Krótkie zadanie: Ułóż w listę numerowaną wiersze rekordów od samego początku do wiersza z „data-point bbox=[359, 332, 367, 340]” włącznie. Puste wiersze pomiń.

═══ Podane informacje

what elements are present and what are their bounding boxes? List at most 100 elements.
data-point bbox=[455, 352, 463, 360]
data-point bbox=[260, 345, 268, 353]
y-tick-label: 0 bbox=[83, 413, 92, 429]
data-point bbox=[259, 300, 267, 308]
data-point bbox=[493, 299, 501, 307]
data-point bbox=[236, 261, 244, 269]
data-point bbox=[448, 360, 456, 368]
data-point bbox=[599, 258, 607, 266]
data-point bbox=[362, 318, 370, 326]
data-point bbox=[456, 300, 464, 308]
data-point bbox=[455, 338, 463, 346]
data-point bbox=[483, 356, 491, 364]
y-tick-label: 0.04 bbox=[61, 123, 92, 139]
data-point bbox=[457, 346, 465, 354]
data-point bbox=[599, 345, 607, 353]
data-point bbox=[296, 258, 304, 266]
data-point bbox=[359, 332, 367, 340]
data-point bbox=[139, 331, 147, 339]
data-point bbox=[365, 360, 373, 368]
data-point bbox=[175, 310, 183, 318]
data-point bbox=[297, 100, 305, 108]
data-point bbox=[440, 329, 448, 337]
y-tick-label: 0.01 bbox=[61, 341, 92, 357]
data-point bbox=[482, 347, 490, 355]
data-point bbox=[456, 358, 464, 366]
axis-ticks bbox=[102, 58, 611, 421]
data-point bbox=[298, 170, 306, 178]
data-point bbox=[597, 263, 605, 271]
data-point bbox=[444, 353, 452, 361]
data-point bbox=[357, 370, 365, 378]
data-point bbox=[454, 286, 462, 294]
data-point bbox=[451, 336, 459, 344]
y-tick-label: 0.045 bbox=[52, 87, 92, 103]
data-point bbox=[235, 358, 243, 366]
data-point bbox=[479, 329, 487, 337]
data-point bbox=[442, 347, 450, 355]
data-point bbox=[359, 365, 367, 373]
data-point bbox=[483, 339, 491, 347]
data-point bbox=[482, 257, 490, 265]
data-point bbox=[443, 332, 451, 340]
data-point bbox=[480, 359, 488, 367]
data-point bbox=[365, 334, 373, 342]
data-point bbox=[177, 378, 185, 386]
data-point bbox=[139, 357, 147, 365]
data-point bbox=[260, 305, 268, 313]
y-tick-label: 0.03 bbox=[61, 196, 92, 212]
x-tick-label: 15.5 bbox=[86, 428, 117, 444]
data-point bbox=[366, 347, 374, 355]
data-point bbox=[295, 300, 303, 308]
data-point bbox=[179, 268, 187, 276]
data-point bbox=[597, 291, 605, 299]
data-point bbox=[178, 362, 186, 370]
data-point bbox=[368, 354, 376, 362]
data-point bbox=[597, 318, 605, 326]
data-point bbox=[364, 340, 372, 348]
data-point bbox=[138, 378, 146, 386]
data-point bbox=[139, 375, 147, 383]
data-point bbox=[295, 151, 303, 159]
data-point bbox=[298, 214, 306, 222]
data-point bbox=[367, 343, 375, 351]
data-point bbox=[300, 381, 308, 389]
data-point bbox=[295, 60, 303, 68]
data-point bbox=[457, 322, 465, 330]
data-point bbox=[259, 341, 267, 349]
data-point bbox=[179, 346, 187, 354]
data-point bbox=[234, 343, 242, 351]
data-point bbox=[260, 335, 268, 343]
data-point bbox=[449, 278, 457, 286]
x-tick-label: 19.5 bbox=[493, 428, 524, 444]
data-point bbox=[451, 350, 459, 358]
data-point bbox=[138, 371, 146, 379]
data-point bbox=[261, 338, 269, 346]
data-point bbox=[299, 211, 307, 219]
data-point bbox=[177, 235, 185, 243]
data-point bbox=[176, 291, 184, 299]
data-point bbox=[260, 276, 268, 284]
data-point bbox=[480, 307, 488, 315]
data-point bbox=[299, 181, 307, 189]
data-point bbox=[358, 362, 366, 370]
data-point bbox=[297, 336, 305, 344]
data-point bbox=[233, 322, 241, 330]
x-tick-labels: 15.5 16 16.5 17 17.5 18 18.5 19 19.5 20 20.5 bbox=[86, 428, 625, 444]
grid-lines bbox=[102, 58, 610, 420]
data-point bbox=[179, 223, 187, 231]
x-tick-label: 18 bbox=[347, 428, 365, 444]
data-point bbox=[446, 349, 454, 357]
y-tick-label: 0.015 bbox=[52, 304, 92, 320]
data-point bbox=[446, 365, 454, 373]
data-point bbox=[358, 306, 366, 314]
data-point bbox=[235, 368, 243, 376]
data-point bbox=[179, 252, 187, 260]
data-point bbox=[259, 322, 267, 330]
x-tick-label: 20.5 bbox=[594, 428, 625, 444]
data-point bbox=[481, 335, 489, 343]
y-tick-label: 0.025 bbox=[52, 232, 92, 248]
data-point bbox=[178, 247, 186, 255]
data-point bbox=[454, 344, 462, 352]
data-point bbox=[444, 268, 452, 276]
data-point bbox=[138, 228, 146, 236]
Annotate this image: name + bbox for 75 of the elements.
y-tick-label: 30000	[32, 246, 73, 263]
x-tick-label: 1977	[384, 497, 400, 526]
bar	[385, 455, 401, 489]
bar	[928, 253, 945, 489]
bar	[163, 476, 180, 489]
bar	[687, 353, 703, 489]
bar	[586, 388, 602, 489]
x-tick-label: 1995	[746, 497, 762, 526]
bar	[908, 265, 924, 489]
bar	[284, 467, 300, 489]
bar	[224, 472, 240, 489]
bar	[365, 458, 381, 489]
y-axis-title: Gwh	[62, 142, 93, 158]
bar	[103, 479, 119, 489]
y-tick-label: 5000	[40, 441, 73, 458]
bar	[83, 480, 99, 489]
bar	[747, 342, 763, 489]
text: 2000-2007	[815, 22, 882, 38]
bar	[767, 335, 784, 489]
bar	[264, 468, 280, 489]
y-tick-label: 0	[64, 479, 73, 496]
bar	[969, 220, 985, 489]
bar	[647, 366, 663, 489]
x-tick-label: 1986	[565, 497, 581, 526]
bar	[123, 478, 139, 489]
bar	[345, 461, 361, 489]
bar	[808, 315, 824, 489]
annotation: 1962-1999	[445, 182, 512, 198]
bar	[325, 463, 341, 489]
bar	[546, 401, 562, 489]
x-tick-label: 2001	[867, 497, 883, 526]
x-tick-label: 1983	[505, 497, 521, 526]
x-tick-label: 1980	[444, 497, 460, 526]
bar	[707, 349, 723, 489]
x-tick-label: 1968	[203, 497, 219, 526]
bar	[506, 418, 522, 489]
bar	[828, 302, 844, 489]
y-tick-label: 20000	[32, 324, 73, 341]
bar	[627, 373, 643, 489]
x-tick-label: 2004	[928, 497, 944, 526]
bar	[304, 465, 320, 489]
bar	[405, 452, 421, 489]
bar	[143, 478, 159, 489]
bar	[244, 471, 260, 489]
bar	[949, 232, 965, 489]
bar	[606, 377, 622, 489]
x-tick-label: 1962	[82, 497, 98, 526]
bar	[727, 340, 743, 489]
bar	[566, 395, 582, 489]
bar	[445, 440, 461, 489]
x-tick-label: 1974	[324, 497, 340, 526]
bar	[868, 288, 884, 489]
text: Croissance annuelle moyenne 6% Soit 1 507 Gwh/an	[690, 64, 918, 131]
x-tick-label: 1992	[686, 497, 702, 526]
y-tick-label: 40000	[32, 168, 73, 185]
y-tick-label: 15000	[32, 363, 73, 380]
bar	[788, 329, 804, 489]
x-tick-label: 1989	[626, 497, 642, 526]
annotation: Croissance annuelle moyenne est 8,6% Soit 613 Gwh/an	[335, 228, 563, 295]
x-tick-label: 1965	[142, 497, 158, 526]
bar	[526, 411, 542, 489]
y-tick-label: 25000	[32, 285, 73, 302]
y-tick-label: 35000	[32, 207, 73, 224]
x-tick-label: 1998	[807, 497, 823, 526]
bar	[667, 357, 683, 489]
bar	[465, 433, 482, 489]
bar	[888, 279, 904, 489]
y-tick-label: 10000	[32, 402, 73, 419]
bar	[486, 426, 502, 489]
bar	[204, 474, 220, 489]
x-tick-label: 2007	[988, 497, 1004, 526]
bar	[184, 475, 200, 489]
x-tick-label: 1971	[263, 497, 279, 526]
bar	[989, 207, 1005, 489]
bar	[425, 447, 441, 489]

══════

Odpowiedź na zadanie:
1. what elements are present and what are their bounding boxes? List at most 100 elements.
2. data-point bbox=[455, 352, 463, 360]
3. data-point bbox=[260, 345, 268, 353]
4. y-tick-label: 0 bbox=[83, 413, 92, 429]
5. data-point bbox=[259, 300, 267, 308]
6. data-point bbox=[493, 299, 501, 307]
7. data-point bbox=[236, 261, 244, 269]
8. data-point bbox=[448, 360, 456, 368]
9. data-point bbox=[599, 258, 607, 266]
10. data-point bbox=[362, 318, 370, 326]
11. data-point bbox=[456, 300, 464, 308]
12. data-point bbox=[455, 338, 463, 346]
13. data-point bbox=[483, 356, 491, 364]
14. y-tick-label: 0.04 bbox=[61, 123, 92, 139]
15. data-point bbox=[457, 346, 465, 354]
16. data-point bbox=[599, 345, 607, 353]
17. data-point bbox=[296, 258, 304, 266]
18. data-point bbox=[359, 332, 367, 340]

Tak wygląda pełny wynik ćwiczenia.